- _Materials provided_:
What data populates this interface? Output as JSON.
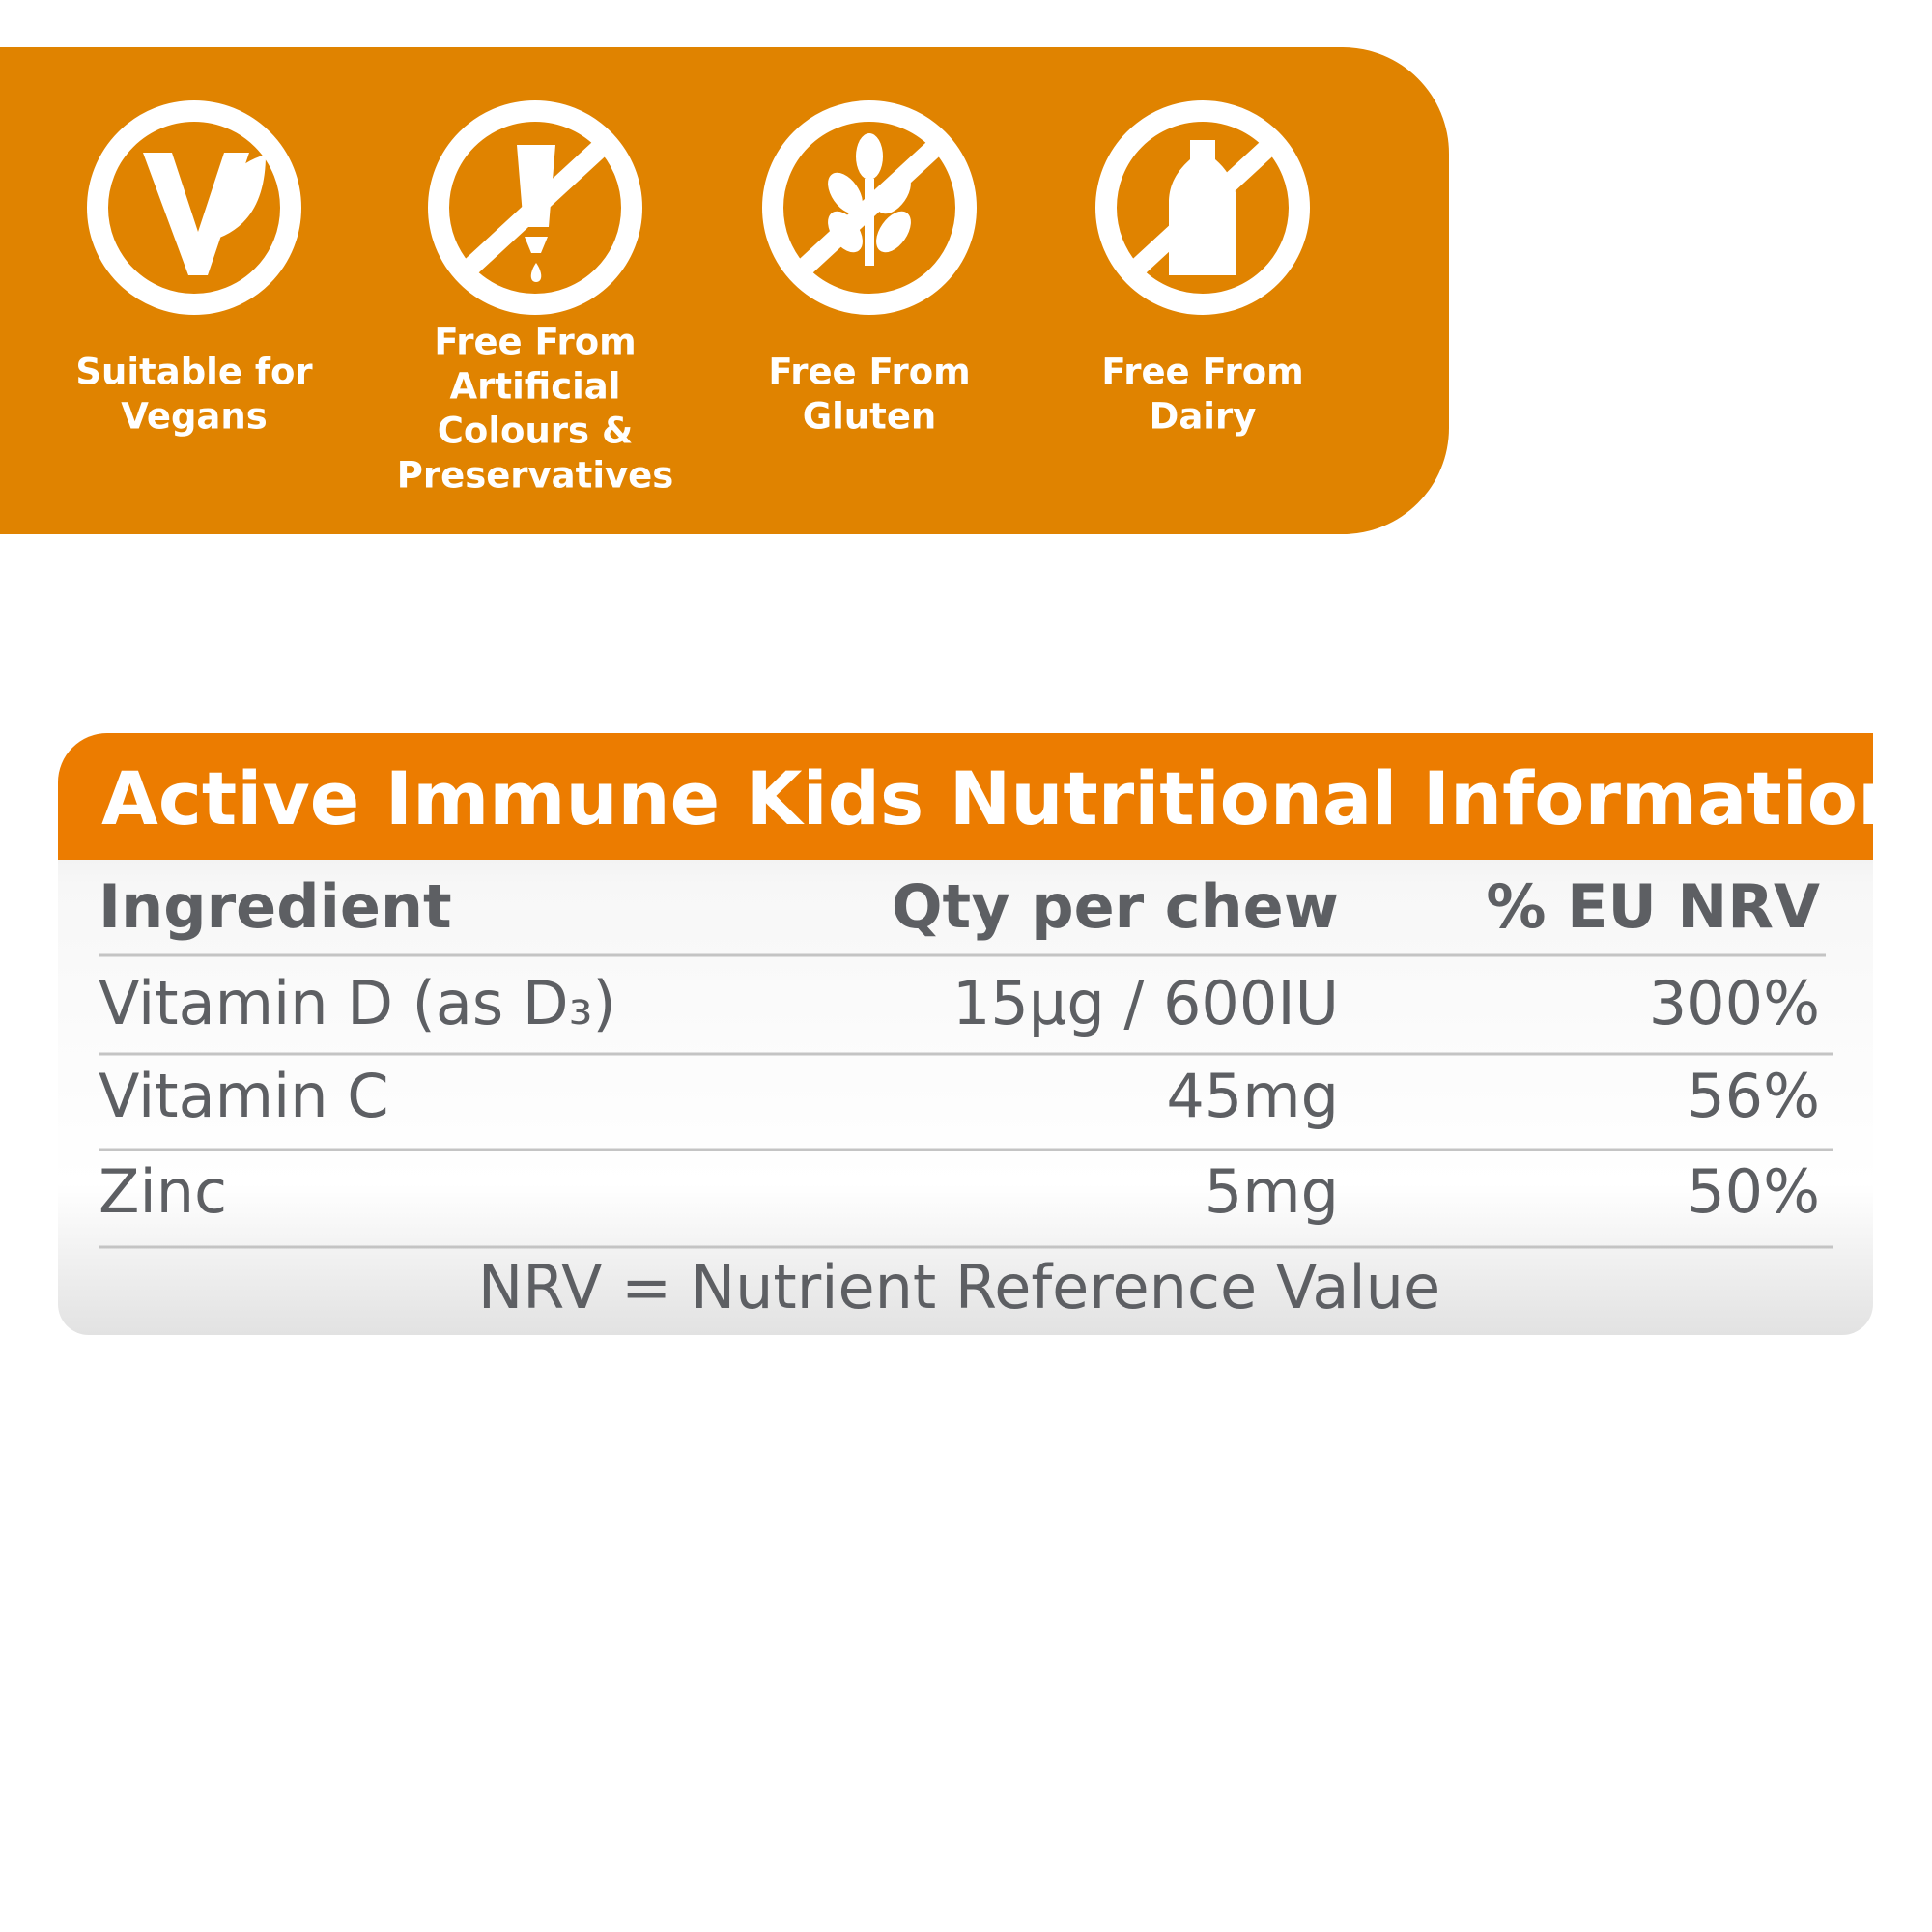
{
  "badges": [
    {
      "label": [
        "Suitable for",
        "Vegans"
      ]
    },
    {
      "label": [
        "Free From",
        "Artificial",
        "Colours &",
        "Preservatives"
      ]
    },
    {
      "label": [
        "Free From",
        "Gluten"
      ]
    },
    {
      "label": [
        "Free From",
        "Dairy"
      ]
    }
  ],
  "table": {
    "title": "Active Immune Kids Nutritional Information",
    "header": [
      "Ingredient",
      "Qty per chew",
      "% EU NRV"
    ],
    "rows": [
      [
        "Vitamin D (as D₃)",
        "15µg / 600IU",
        "300%"
      ],
      [
        "Vitamin C",
        "45mg",
        "56%"
      ],
      [
        "Zinc",
        "5mg",
        "50%"
      ]
    ],
    "footnote": "NRV = Nutrient Reference Value"
  }
}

- _Task_: Strip out the pictures and quote the remaining data word for word.

- _Result for this exercise_:
What data populates this interface? Output as JSON.
{
  "badges": [
    {
      "label": [
        "Suitable for",
        "Vegans"
      ]
    },
    {
      "label": [
        "Free From",
        "Artificial",
        "Colours &",
        "Preservatives"
      ]
    },
    {
      "label": [
        "Free From",
        "Gluten"
      ]
    },
    {
      "label": [
        "Free From",
        "Dairy"
      ]
    }
  ],
  "table": {
    "title": "Active Immune Kids Nutritional Information",
    "header": [
      "Ingredient",
      "Qty per chew",
      "% EU NRV"
    ],
    "rows": [
      [
        "Vitamin D (as D₃)",
        "15µg / 600IU",
        "300%"
      ],
      [
        "Vitamin C",
        "45mg",
        "56%"
      ],
      [
        "Zinc",
        "5mg",
        "50%"
      ]
    ],
    "footnote": "NRV = Nutrient Reference Value"
  }
}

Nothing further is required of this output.